* Instruction *
Exactly reproduce each line of the listing that follows.

* Extracted data *
(begin)

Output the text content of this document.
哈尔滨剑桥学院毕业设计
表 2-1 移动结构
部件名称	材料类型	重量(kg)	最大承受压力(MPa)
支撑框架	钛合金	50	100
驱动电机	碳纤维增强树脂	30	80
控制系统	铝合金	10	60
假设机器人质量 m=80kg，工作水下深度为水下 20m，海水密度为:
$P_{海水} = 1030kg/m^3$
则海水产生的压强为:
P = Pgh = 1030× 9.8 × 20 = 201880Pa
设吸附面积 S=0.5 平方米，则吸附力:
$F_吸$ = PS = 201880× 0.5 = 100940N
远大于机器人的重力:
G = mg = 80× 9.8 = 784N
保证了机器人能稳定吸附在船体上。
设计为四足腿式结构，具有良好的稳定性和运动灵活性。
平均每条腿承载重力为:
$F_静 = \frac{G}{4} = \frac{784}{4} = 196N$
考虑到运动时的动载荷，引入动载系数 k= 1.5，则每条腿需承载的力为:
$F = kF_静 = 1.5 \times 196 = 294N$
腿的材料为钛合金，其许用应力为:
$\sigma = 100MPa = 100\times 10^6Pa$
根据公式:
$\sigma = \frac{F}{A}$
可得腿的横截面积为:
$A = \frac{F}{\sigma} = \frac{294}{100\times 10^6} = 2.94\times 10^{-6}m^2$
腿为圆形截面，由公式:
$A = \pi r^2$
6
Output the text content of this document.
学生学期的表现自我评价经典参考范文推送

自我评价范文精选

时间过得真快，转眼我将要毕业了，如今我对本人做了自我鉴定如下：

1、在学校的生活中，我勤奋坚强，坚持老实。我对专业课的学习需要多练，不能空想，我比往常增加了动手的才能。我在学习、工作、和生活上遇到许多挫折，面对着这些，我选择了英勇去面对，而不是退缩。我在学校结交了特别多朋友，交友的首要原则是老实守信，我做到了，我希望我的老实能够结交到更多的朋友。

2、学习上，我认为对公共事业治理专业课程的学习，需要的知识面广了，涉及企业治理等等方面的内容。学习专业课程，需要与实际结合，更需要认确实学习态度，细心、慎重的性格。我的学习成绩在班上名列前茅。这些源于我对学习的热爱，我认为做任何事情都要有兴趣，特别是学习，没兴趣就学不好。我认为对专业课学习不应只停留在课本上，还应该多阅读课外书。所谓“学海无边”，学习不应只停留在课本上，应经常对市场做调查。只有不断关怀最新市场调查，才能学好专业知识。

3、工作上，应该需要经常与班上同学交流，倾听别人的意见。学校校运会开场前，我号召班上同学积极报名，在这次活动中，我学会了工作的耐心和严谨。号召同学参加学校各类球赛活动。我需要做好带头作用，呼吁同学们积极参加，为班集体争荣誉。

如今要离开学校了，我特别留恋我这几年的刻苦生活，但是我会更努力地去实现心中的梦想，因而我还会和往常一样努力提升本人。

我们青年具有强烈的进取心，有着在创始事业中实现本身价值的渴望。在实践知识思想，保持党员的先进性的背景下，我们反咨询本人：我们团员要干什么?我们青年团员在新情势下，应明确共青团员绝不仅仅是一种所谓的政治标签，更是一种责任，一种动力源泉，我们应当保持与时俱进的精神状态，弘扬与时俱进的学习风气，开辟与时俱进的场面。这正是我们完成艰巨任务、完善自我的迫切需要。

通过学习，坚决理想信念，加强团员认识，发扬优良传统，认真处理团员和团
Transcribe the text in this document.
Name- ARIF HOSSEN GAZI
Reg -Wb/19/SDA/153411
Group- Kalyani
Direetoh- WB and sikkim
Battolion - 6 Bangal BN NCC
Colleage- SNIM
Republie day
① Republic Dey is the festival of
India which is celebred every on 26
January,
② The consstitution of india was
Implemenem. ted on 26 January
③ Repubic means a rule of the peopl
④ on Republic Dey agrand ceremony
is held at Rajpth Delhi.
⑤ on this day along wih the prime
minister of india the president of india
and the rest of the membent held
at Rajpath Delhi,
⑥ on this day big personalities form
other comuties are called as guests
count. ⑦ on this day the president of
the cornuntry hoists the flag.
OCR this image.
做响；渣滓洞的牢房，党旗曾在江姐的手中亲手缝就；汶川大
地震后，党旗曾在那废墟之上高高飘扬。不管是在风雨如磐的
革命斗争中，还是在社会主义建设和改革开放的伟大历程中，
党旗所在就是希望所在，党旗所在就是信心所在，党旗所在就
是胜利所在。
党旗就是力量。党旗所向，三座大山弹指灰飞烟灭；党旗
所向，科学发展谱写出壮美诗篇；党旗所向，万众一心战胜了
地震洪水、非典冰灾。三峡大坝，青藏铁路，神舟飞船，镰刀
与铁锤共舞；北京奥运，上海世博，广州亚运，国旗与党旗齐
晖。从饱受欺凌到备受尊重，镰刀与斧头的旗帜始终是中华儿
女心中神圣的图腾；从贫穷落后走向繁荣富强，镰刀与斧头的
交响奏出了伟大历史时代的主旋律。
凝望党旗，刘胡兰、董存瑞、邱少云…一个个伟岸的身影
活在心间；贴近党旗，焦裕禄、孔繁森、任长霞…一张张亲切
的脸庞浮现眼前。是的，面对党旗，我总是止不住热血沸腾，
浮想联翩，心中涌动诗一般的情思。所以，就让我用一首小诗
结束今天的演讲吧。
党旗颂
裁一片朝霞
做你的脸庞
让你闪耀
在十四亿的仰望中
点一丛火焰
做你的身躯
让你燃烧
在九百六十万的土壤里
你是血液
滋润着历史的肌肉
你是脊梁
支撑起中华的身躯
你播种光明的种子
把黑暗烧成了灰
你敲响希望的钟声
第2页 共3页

(end)

* Completed exercise *
Output the text content of this document.
哈尔滨剑桥学院毕业设计
表 2-1 移动结构
部件名称	材料类型	重量(kg)	最大承受压力(MPa)
支撑框架	钛合金	50	100
驱动电机	碳纤维增强树脂	30	80
控制系统	铝合金	10	60
假设机器人质量 m=80kg，工作水下深度为水下 20m，海水密度为:
$P_{海水} = 1030kg/m^3$
则海水产生的压强为:
P = Pgh = 1030× 9.8 × 20 = 201880Pa
设吸附面积 S=0.5 平方米，则吸附力:
$F_吸$ = PS = 201880× 0.5 = 100940N
远大于机器人的重力:
G = mg = 80× 9.8 = 784N
保证了机器人能稳定吸附在船体上。
设计为四足腿式结构，具有良好的稳定性和运动灵活性。
平均每条腿承载重力为:
$F_静 = \frac{G}{4} = \frac{784}{4} = 196N$
考虑到运动时的动载荷，引入动载系数 k= 1.5，则每条腿需承载的力为:
$F = kF_静 = 1.5 \times 196 = 294N$
腿的材料为钛合金，其许用应力为:
$\sigma = 100MPa = 100\times 10^6Pa$
根据公式:
$\sigma = \frac{F}{A}$
可得腿的横截面积为:
$A = \frac{F}{\sigma} = \frac{294}{100\times 10^6} = 2.94\times 10^{-6}m^2$
腿为圆形截面，由公式:
$A = \pi r^2$
6
Output the text content of this document.
学生学期的表现自我评价经典参考范文推送

自我评价范文精选

时间过得真快，转眼我将要毕业了，如今我对本人做了自我鉴定如下：

1、在学校的生活中，我勤奋坚强，坚持老实。我对专业课的学习需要多练，不能空想，我比往常增加了动手的才能。我在学习、工作、和生活上遇到许多挫折，面对着这些，我选择了英勇去面对，而不是退缩。我在学校结交了特别多朋友，交友的首要原则是老实守信，我做到了，我希望我的老实能够结交到更多的朋友。

2、学习上，我认为对公共事业治理专业课程的学习，需要的知识面广了，涉及企业治理等等方面的内容。学习专业课程，需要与实际结合，更需要认确实学习态度，细心、慎重的性格。我的学习成绩在班上名列前茅。这些源于我对学习的热爱，我认为做任何事情都要有兴趣，特别是学习，没兴趣就学不好。我认为对专业课学习不应只停留在课本上，还应该多阅读课外书。所谓“学海无边”，学习不应只停留在课本上，应经常对市场做调查。只有不断关怀最新市场调查，才能学好专业知识。

3、工作上，应该需要经常与班上同学交流，倾听别人的意见。学校校运会开场前，我号召班上同学积极报名，在这次活动中，我学会了工作的耐心和严谨。号召同学参加学校各类球赛活动。我需要做好带头作用，呼吁同学们积极参加，为班集体争荣誉。

如今要离开学校了，我特别留恋我这几年的刻苦生活，但是我会更努力地去实现心中的梦想，因而我还会和往常一样努力提升本人。

我们青年具有强烈的进取心，有着在创始事业中实现本身价值的渴望。在实践知识思想，保持党员的先进性的背景下，我们反咨询本人：我们团员要干什么?我们青年团员在新情势下，应明确共青团员绝不仅仅是一种所谓的政治标签，更是一种责任，一种动力源泉，我们应当保持与时俱进的精神状态，弘扬与时俱进的学习风气，开辟与时俱进的场面。这正是我们完成艰巨任务、完善自我的迫切需要。

通过学习，坚决理想信念，加强团员认识，发扬优良传统，认真处理团员和团
Transcribe the text in this document.
Name- ARIF HOSSEN GAZI
Reg -Wb/19/SDA/153411
Group- Kalyani
Direetoh- WB and sikkim
Battolion - 6 Bangal BN NCC
Colleage- SNIM
Republie day
① Republic Dey is the festival of
India which is celebred every on 26
January,
② The consstitution of india was
Implemenem. ted on 26 January
③ Repubic means a rule of the peopl
④ on Republic Dey agrand ceremony
is held at Rajpth Delhi.
⑤ on this day along wih the prime
minister of india the president of india
and the rest of the membent held
at Rajpath Delhi,
⑥ on this day big personalities form
other comuties are called as guests
count. ⑦ on this day the president of
the cornuntry hoists the flag.
OCR this image.
做响；渣滓洞的牢房，党旗曾在江姐的手中亲手缝就；汶川大
地震后，党旗曾在那废墟之上高高飘扬。不管是在风雨如磐的
革命斗争中，还是在社会主义建设和改革开放的伟大历程中，
党旗所在就是希望所在，党旗所在就是信心所在，党旗所在就
是胜利所在。
党旗就是力量。党旗所向，三座大山弹指灰飞烟灭；党旗
所向，科学发展谱写出壮美诗篇；党旗所向，万众一心战胜了
地震洪水、非典冰灾。三峡大坝，青藏铁路，神舟飞船，镰刀
与铁锤共舞；北京奥运，上海世博，广州亚运，国旗与党旗齐
晖。从饱受欺凌到备受尊重，镰刀与斧头的旗帜始终是中华儿
女心中神圣的图腾；从贫穷落后走向繁荣富强，镰刀与斧头的
交响奏出了伟大历史时代的主旋律。
凝望党旗，刘胡兰、董存瑞、邱少云…一个个伟岸的身影
活在心间；贴近党旗，焦裕禄、孔繁森、任长霞…一张张亲切
的脸庞浮现眼前。是的，面对党旗，我总是止不住热血沸腾，
浮想联翩，心中涌动诗一般的情思。所以，就让我用一首小诗
结束今天的演讲吧。
党旗颂
裁一片朝霞
做你的脸庞
让你闪耀
在十四亿的仰望中
点一丛火焰
做你的身躯
让你燃烧
在九百六十万的土壤里
你是血液
滋润着历史的肌肉
你是脊梁
支撑起中华的身躯
你播种光明的种子
把黑暗烧成了灰
你敲响希望的钟声
第2页 共3页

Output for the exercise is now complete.